─── Information supplied

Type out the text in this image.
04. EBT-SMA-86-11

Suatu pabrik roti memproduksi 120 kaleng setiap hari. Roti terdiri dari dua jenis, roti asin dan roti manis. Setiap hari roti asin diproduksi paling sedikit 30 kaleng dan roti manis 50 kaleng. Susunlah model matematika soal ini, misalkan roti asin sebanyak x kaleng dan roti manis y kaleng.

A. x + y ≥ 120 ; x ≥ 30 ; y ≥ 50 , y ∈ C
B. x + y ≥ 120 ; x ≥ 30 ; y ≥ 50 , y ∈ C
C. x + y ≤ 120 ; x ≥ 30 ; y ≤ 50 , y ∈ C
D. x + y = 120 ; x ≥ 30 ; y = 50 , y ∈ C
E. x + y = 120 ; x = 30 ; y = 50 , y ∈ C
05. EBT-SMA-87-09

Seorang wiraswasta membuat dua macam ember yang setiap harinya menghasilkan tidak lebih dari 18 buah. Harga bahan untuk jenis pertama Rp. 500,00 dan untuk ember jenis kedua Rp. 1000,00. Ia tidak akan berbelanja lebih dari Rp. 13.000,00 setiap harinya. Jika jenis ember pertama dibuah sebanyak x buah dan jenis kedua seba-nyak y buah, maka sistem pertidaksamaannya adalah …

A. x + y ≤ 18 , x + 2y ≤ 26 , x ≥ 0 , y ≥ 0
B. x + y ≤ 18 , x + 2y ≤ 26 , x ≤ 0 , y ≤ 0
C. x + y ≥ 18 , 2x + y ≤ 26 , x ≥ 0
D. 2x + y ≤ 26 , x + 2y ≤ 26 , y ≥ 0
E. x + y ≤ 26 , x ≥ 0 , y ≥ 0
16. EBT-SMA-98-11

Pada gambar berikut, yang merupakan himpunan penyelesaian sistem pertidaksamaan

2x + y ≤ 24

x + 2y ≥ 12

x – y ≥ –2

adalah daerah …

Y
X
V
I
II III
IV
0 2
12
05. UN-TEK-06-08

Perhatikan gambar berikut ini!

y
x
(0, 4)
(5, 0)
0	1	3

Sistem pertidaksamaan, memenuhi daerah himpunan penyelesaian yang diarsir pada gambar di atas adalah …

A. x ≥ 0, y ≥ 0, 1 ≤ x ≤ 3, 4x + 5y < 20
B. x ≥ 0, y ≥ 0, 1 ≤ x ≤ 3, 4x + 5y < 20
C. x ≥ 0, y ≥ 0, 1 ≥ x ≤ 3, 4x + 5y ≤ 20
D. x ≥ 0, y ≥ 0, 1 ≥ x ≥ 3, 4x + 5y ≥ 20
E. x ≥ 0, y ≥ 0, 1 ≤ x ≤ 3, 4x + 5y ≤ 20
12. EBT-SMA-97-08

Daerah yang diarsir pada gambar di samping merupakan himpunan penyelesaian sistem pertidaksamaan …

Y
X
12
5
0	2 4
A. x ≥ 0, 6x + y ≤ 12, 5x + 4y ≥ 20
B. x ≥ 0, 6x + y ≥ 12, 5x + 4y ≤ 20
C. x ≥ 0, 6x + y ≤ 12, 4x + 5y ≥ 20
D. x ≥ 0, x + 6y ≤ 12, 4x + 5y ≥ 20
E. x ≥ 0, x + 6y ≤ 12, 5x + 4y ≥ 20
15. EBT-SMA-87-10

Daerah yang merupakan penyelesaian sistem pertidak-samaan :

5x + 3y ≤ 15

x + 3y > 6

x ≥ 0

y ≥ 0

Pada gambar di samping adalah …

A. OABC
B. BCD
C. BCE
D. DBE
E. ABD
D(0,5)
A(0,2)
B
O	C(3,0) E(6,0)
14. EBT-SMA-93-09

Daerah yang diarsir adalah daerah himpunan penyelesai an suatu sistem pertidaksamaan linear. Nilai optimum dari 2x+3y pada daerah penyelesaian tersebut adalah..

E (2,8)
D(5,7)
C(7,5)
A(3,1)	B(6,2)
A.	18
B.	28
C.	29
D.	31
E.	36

──────

__Written request__:
Report every line containing the word "merupakan" from the listing above.

__Result__:
Pada gambar berikut, yang merupakan himpunan penyelesaian sistem pertidaksamaan
Daerah yang diarsir pada gambar di samping merupakan himpunan penyelesaian sistem pertidaksamaan …
Daerah yang merupakan penyelesaian sistem pertidak-samaan :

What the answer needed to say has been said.